__Dataset records__:
****
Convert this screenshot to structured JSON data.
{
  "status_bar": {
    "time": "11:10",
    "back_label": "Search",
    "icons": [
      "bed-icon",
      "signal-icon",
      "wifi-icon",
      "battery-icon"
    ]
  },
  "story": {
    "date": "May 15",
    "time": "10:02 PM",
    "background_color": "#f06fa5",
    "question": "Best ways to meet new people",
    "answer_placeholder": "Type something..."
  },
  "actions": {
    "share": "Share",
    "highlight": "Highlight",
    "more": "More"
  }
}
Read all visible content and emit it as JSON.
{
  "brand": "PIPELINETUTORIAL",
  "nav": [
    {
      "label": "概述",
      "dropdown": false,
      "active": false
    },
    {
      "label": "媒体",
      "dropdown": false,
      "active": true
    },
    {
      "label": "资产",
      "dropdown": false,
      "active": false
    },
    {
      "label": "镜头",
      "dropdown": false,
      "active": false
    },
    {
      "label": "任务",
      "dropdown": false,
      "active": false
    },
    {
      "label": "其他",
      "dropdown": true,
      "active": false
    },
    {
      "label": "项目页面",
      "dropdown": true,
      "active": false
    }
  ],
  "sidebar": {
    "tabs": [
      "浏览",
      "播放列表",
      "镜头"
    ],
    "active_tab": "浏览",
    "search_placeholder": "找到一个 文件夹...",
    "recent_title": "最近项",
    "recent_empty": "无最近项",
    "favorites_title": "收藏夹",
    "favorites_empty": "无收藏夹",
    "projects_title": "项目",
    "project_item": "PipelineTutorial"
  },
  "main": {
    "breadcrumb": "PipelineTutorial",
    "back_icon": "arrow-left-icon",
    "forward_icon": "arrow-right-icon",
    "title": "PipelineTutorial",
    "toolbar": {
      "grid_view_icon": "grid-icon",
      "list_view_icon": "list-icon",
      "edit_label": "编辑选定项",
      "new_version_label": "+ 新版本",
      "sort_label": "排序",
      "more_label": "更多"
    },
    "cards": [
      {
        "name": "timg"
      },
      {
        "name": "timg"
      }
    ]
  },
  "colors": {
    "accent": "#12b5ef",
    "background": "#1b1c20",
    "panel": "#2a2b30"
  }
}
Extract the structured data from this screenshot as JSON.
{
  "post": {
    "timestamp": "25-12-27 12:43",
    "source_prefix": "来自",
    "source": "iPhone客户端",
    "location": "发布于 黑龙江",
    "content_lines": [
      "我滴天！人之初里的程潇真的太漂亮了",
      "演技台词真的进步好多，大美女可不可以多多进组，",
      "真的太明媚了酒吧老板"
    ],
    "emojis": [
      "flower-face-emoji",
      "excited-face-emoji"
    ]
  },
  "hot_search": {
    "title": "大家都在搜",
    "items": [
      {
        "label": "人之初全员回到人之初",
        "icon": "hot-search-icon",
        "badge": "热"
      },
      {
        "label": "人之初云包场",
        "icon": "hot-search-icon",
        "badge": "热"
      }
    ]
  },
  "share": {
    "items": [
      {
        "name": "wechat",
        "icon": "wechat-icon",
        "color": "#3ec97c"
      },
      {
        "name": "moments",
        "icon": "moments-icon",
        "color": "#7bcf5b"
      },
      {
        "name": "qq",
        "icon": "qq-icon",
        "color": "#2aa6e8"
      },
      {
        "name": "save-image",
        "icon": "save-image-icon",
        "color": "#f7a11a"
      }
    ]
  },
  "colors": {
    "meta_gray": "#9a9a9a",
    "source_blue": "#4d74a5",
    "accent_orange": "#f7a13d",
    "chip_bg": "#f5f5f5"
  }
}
****
__Task to carry out__: Copy the material above verbatim.

__Output for this exercise__:
Convert this screenshot to structured JSON data.
{
  "status_bar": {
    "time": "11:10",
    "back_label": "Search",
    "icons": [
      "bed-icon",
      "signal-icon",
      "wifi-icon",
      "battery-icon"
    ]
  },
  "story": {
    "date": "May 15",
    "time": "10:02 PM",
    "background_color": "#f06fa5",
    "question": "Best ways to meet new people",
    "answer_placeholder": "Type something..."
  },
  "actions": {
    "share": "Share",
    "highlight": "Highlight",
    "more": "More"
  }
}
Read all visible content and emit it as JSON.
{
  "brand": "PIPELINETUTORIAL",
  "nav": [
    {
      "label": "概述",
      "dropdown": false,
      "active": false
    },
    {
      "label": "媒体",
      "dropdown": false,
      "active": true
    },
    {
      "label": "资产",
      "dropdown": false,
      "active": false
    },
    {
      "label": "镜头",
      "dropdown": false,
      "active": false
    },
    {
      "label": "任务",
      "dropdown": false,
      "active": false
    },
    {
      "label": "其他",
      "dropdown": true,
      "active": false
    },
    {
      "label": "项目页面",
      "dropdown": true,
      "active": false
    }
  ],
  "sidebar": {
    "tabs": [
      "浏览",
      "播放列表",
      "镜头"
    ],
    "active_tab": "浏览",
    "search_placeholder": "找到一个 文件夹...",
    "recent_title": "最近项",
    "recent_empty": "无最近项",
    "favorites_title": "收藏夹",
    "favorites_empty": "无收藏夹",
    "projects_title": "项目",
    "project_item": "PipelineTutorial"
  },
  "main": {
    "breadcrumb": "PipelineTutorial",
    "back_icon": "arrow-left-icon",
    "forward_icon": "arrow-right-icon",
    "title": "PipelineTutorial",
    "toolbar": {
      "grid_view_icon": "grid-icon",
      "list_view_icon": "list-icon",
      "edit_label": "编辑选定项",
      "new_version_label": "+ 新版本",
      "sort_label": "排序",
      "more_label": "更多"
    },
    "cards": [
      {
        "name": "timg"
      },
      {
        "name": "timg"
      }
    ]
  },
  "colors": {
    "accent": "#12b5ef",
    "background": "#1b1c20",
    "panel": "#2a2b30"
  }
}
Extract the structured data from this screenshot as JSON.
{
  "post": {
    "timestamp": "25-12-27 12:43",
    "source_prefix": "来自",
    "source": "iPhone客户端",
    "location": "发布于 黑龙江",
    "content_lines": [
      "我滴天！人之初里的程潇真的太漂亮了",
      "演技台词真的进步好多，大美女可不可以多多进组，",
      "真的太明媚了酒吧老板"
    ],
    "emojis": [
      "flower-face-emoji",
      "excited-face-emoji"
    ]
  },
  "hot_search": {
    "title": "大家都在搜",
    "items": [
      {
        "label": "人之初全员回到人之初",
        "icon": "hot-search-icon",
        "badge": "热"
      },
      {
        "label": "人之初云包场",
        "icon": "hot-search-icon",
        "badge": "热"
      }
    ]
  },
  "share": {
    "items": [
      {
        "name": "wechat",
        "icon": "wechat-icon",
        "color": "#3ec97c"
      },
      {
        "name": "moments",
        "icon": "moments-icon",
        "color": "#7bcf5b"
      },
      {
        "name": "qq",
        "icon": "qq-icon",
        "color": "#2aa6e8"
      },
      {
        "name": "save-image",
        "icon": "save-image-icon",
        "color": "#f7a11a"
      }
    ]
  },
  "colors": {
    "meta_gray": "#9a9a9a",
    "source_blue": "#4d74a5",
    "accent_orange": "#f7a13d",
    "chip_bg": "#f5f5f5"
  }
}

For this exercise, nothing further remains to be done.